REQUEST: Every entry must be given again exactly.

— BEGIN —

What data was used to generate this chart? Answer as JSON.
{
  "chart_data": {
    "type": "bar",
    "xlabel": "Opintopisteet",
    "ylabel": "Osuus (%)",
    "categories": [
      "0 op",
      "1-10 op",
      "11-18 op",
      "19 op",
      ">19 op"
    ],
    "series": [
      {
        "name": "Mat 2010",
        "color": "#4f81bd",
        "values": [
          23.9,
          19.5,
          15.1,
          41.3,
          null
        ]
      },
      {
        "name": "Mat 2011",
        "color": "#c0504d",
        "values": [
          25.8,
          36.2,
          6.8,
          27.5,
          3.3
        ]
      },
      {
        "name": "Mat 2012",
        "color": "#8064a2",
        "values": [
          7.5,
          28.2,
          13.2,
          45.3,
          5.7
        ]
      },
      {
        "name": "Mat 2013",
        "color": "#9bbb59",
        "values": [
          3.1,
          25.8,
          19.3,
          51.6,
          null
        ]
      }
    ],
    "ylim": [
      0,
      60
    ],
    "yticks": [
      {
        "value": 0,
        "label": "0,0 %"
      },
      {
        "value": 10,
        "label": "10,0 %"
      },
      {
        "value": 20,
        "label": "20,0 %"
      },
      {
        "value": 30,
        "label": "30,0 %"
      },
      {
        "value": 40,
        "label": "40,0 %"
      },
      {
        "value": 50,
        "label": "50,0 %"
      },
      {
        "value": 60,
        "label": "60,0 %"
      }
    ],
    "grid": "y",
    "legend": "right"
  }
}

— END —

ANSWER TO THE PROBLEM:
What data was used to generate this chart? Answer as JSON.
{
  "chart_data": {
    "type": "bar",
    "xlabel": "Opintopisteet",
    "ylabel": "Osuus (%)",
    "categories": [
      "0 op",
      "1-10 op",
      "11-18 op",
      "19 op",
      ">19 op"
    ],
    "series": [
      {
        "name": "Mat 2010",
        "color": "#4f81bd",
        "values": [
          23.9,
          19.5,
          15.1,
          41.3,
          null
        ]
      },
      {
        "name": "Mat 2011",
        "color": "#c0504d",
        "values": [
          25.8,
          36.2,
          6.8,
          27.5,
          3.3
        ]
      },
      {
        "name": "Mat 2012",
        "color": "#8064a2",
        "values": [
          7.5,
          28.2,
          13.2,
          45.3,
          5.7
        ]
      },
      {
        "name": "Mat 2013",
        "color": "#9bbb59",
        "values": [
          3.1,
          25.8,
          19.3,
          51.6,
          null
        ]
      }
    ],
    "ylim": [
      0,
      60
    ],
    "yticks": [
      {
        "value": 0,
        "label": "0,0 %"
      },
      {
        "value": 10,
        "label": "10,0 %"
      },
      {
        "value": 20,
        "label": "20,0 %"
      },
      {
        "value": 30,
        "label": "30,0 %"
      },
      {
        "value": 40,
        "label": "40,0 %"
      },
      {
        "value": 50,
        "label": "50,0 %"
      },
      {
        "value": 60,
        "label": "60,0 %"
      }
    ],
    "grid": "y",
    "legend": "right"
  }
}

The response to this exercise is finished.